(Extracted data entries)
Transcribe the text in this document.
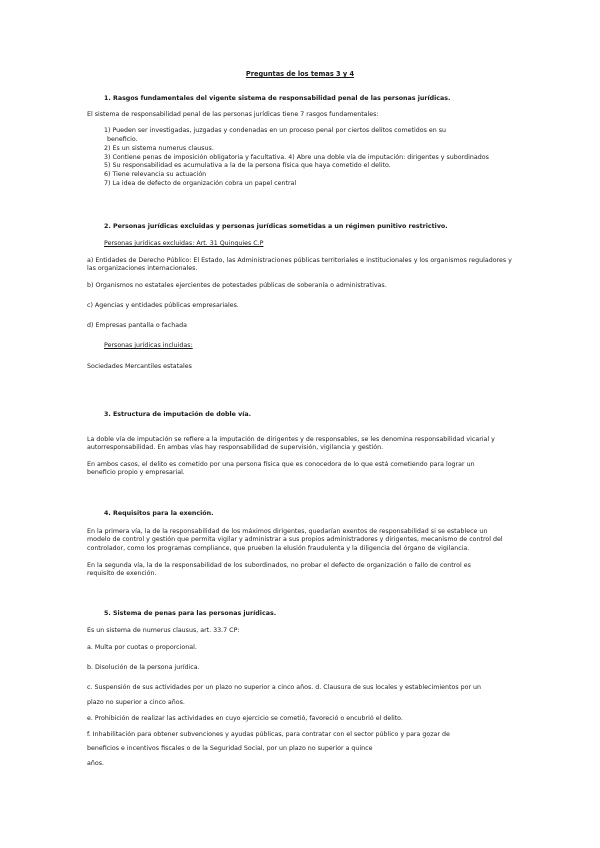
Preguntas de los temas 3 y 4
1. Rasgos fundamentales del vigente sistema de responsabilidad penal de las personas jurídicas.
El sistema de responsabilidad penal de las personas jurídicas tiene 7 rasgos fundamentales:
1) Pueden ser investigadas, juzgadas y condenadas en un proceso penal por ciertos delitos cometidos en su
beneficio.
2) Es un sistema numerus clausus.
3) Contiene penas de imposición obligatoria y facultativa. 4) Abre una doble vía de imputación: dirigentes y subordinados
5) Su responsabilidad es acumulativa a la de la persona física que haya cometido el delito.
6) Tiene relevancia su actuación
7) La idea de defecto de organización cobra un papel central
2. Personas jurídicas excluidas y personas jurídicas sometidas a un régimen punitivo restrictivo.
Personas jurídicas excluidas: Art. 31 Quinquies C.P
a) Entidades de Derecho Público: El Estado, las Administraciones públicas territoriales e institucionales y los organismos reguladores y las organizaciones internacionales.
b) Organismos no estatales ejercientes de potestades públicas de soberanía o administrativas.
c) Agencias y entidades públicas empresariales.
d) Empresas pantalla o fachada
Personas jurídicas incluidas:
Sociedades Mercantiles estatales
3. Estructura de imputación de doble vía.
La doble vía de imputación se refiere a la imputación de dirigentes y de responsables, se les denomina responsabilidad vicarial y autorresponsabilidad. En ambas vías hay responsabilidad de supervisión, vigilancia y gestión.
En ambos casos, el delito es cometido por una persona física que es conocedora de lo que está cometiendo para lograr un beneficio propio y empresarial.
4. Requisitos para la exención.
En la primera vía, la de la responsabilidad de los máximos dirigentes, quedarían exentos de responsabilidad si se establece un modelo de control y gestión que permita vigilar y administrar a sus propios administradores y dirigentes, mecanismo de control del controlador, como los programas compliance, que prueben la elusión fraudulenta y la diligencia del órgano de vigilancia.
En la segunda vía, la de la responsabilidad de los subordinados, no probar el defecto de organización o fallo de control es requisito de exención.
5. Sistema de penas para las personas jurídicas.
Es un sistema de numerus clausus, art. 33.7 CP:
a. Multa por cuotas o proporcional.
b. Disolución de la persona jurídica.
c. Suspensión de sus actividades por un plazo no superior a cinco años. d. Clausura de sus locales y establecimientos por un
plazo no superior a cinco años.
e. Prohibición de realizar las actividades en cuyo ejercicio se cometió, favoreció o encubrió el delito.
f. Inhabilitación para obtener subvenciones y ayudas públicas, para contratar con el sector público y para gozar de
beneficios e incentivos fiscales o de la Seguridad Social, por un plazo no superior a quince
años.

What is asked — Repeat the listing in full and exactly. Leave any pictures out.

Exercise response —
Transcribe the text in this document.
Preguntas de los temas 3 y 4
1. Rasgos fundamentales del vigente sistema de responsabilidad penal de las personas jurídicas.
El sistema de responsabilidad penal de las personas jurídicas tiene 7 rasgos fundamentales:
1) Pueden ser investigadas, juzgadas y condenadas en un proceso penal por ciertos delitos cometidos en su
beneficio.
2) Es un sistema numerus clausus.
3) Contiene penas de imposición obligatoria y facultativa. 4) Abre una doble vía de imputación: dirigentes y subordinados
5) Su responsabilidad es acumulativa a la de la persona física que haya cometido el delito.
6) Tiene relevancia su actuación
7) La idea de defecto de organización cobra un papel central
2. Personas jurídicas excluidas y personas jurídicas sometidas a un régimen punitivo restrictivo.
Personas jurídicas excluidas: Art. 31 Quinquies C.P
a) Entidades de Derecho Público: El Estado, las Administraciones públicas territoriales e institucionales y los organismos reguladores y las organizaciones internacionales.
b) Organismos no estatales ejercientes de potestades públicas de soberanía o administrativas.
c) Agencias y entidades públicas empresariales.
d) Empresas pantalla o fachada
Personas jurídicas incluidas:
Sociedades Mercantiles estatales
3. Estructura de imputación de doble vía.
La doble vía de imputación se refiere a la imputación de dirigentes y de responsables, se les denomina responsabilidad vicarial y autorresponsabilidad. En ambas vías hay responsabilidad de supervisión, vigilancia y gestión.
En ambos casos, el delito es cometido por una persona física que es conocedora de lo que está cometiendo para lograr un beneficio propio y empresarial.
4. Requisitos para la exención.
En la primera vía, la de la responsabilidad de los máximos dirigentes, quedarían exentos de responsabilidad si se establece un modelo de control y gestión que permita vigilar y administrar a sus propios administradores y dirigentes, mecanismo de control del controlador, como los programas compliance, que prueben la elusión fraudulenta y la diligencia del órgano de vigilancia.
En la segunda vía, la de la responsabilidad de los subordinados, no probar el defecto de organización o fallo de control es requisito de exención.
5. Sistema de penas para las personas jurídicas.
Es un sistema de numerus clausus, art. 33.7 CP:
a. Multa por cuotas o proporcional.
b. Disolución de la persona jurídica.
c. Suspensión de sus actividades por un plazo no superior a cinco años. d. Clausura de sus locales y establecimientos por un
plazo no superior a cinco años.
e. Prohibición de realizar las actividades en cuyo ejercicio se cometió, favoreció o encubrió el delito.
f. Inhabilitación para obtener subvenciones y ayudas públicas, para contratar con el sector público y para gozar de
beneficios e incentivos fiscales o de la Seguridad Social, por un plazo no superior a quince
años.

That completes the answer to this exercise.